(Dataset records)
"""

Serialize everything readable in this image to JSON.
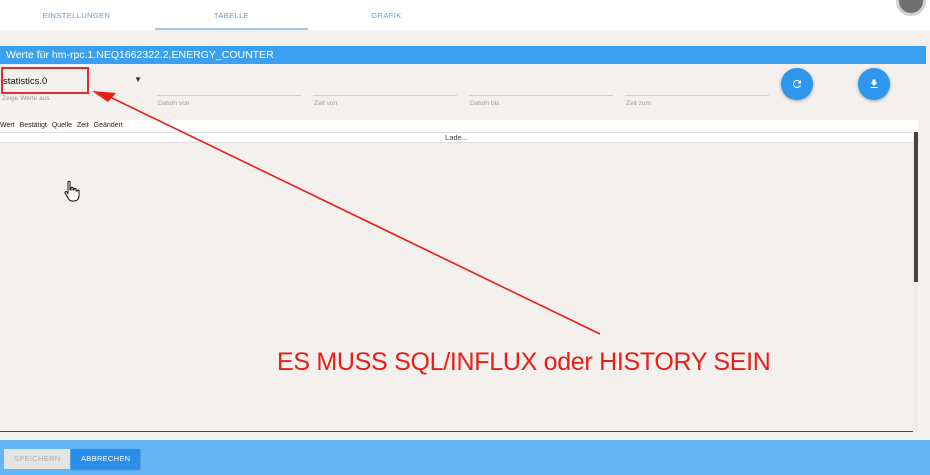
{
  "tabs": [
    {
      "label": "Einstellungen",
      "active": false
    },
    {
      "label": "Tabelle",
      "active": true
    },
    {
      "label": "Grafik",
      "active": false
    }
  ],
  "dialog_title": "Werte für hm-rpc.1.NEQ1662322.2.ENERGY_COUNTER",
  "filters": {
    "instance_select": {
      "value": "statistics.0",
      "label": "Zeige Werte aus"
    },
    "date_from": {
      "label": "Datum von",
      "value": ""
    },
    "time_from": {
      "label": "Zeit von",
      "value": ""
    },
    "date_to": {
      "label": "Datum bis",
      "value": ""
    },
    "time_to": {
      "label": "Zeit zum",
      "value": ""
    },
    "refresh_icon": "refresh-icon",
    "download_icon": "download-icon"
  },
  "table": {
    "columns": [
      "Wert",
      "Bestätigt",
      "Quelle",
      "Zeit",
      "Geändert"
    ],
    "loading_text": "Lade..."
  },
  "annotation": {
    "text": "ES MUSS SQL/INFLUX oder HISTORY SEIN",
    "color": "#ea1d17"
  },
  "footer": {
    "save_label": "Speichern",
    "cancel_label": "Abbrechen"
  },
  "colors": {
    "accent": "#3ba0f0",
    "footer": "#64b5f6",
    "background": "#f3f0ed"
  }
}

"""

__WRITTEN TASK__. Quote every line word for word and keep the images out of the copy.

__CORRECT ANSWER__.
Serialize everything readable in this image to JSON.
{
  "tabs": [
    {
      "label": "Einstellungen",
      "active": false
    },
    {
      "label": "Tabelle",
      "active": true
    },
    {
      "label": "Grafik",
      "active": false
    }
  ],
  "dialog_title": "Werte für hm-rpc.1.NEQ1662322.2.ENERGY_COUNTER",
  "filters": {
    "instance_select": {
      "value": "statistics.0",
      "label": "Zeige Werte aus"
    },
    "date_from": {
      "label": "Datum von",
      "value": ""
    },
    "time_from": {
      "label": "Zeit von",
      "value": ""
    },
    "date_to": {
      "label": "Datum bis",
      "value": ""
    },
    "time_to": {
      "label": "Zeit zum",
      "value": ""
    },
    "refresh_icon": "refresh-icon",
    "download_icon": "download-icon"
  },
  "table": {
    "columns": [
      "Wert",
      "Bestätigt",
      "Quelle",
      "Zeit",
      "Geändert"
    ],
    "loading_text": "Lade..."
  },
  "annotation": {
    "text": "ES MUSS SQL/INFLUX oder HISTORY SEIN",
    "color": "#ea1d17"
  },
  "footer": {
    "save_label": "Speichern",
    "cancel_label": "Abbrechen"
  },
  "colors": {
    "accent": "#3ba0f0",
    "footer": "#64b5f6",
    "background": "#f3f0ed"
  }
}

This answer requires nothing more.